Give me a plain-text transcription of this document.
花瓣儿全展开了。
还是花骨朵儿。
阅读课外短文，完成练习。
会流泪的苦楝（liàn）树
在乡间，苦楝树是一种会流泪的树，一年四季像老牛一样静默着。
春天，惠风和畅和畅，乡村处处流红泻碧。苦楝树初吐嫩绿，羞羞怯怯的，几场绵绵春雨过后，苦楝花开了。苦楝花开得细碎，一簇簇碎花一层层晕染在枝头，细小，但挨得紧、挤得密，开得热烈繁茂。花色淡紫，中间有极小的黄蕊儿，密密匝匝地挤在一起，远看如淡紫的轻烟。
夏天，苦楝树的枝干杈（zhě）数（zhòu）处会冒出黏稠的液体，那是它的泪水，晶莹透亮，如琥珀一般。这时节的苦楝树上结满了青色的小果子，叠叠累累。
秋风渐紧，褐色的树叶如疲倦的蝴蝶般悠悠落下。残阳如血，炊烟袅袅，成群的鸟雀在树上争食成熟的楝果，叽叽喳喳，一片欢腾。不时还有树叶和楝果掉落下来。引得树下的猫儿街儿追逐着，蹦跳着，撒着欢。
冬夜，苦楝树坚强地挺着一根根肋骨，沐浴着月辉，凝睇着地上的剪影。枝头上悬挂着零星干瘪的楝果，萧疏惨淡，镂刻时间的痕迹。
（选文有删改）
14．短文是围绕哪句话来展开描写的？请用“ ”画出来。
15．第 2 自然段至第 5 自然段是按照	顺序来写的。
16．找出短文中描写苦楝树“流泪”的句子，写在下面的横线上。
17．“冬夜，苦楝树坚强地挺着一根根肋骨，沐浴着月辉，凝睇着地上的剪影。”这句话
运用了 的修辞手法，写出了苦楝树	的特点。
************
Return every entry exactly as given.

Give me a plain-text transcription of this document.
花瓣儿全展开了。
还是花骨朵儿。
阅读课外短文，完成练习。
会流泪的苦楝（liàn）树
在乡间，苦楝树是一种会流泪的树，一年四季像老牛一样静默着。
春天，惠风和畅和畅，乡村处处流红泻碧。苦楝树初吐嫩绿，羞羞怯怯的，几场绵绵春雨过后，苦楝花开了。苦楝花开得细碎，一簇簇碎花一层层晕染在枝头，细小，但挨得紧、挤得密，开得热烈繁茂。花色淡紫，中间有极小的黄蕊儿，密密匝匝地挤在一起，远看如淡紫的轻烟。
夏天，苦楝树的枝干杈（zhě）数（zhòu）处会冒出黏稠的液体，那是它的泪水，晶莹透亮，如琥珀一般。这时节的苦楝树上结满了青色的小果子，叠叠累累。
秋风渐紧，褐色的树叶如疲倦的蝴蝶般悠悠落下。残阳如血，炊烟袅袅，成群的鸟雀在树上争食成熟的楝果，叽叽喳喳，一片欢腾。不时还有树叶和楝果掉落下来。引得树下的猫儿街儿追逐着，蹦跳着，撒着欢。
冬夜，苦楝树坚强地挺着一根根肋骨，沐浴着月辉，凝睇着地上的剪影。枝头上悬挂着零星干瘪的楝果，萧疏惨淡，镂刻时间的痕迹。
（选文有删改）
14．短文是围绕哪句话来展开描写的？请用“ ”画出来。
15．第 2 自然段至第 5 自然段是按照	顺序来写的。
16．找出短文中描写苦楝树“流泪”的句子，写在下面的横线上。
17．“冬夜，苦楝树坚强地挺着一根根肋骨，沐浴着月辉，凝睇着地上的剪影。”这句话
运用了 的修辞手法，写出了苦楝树	的特点。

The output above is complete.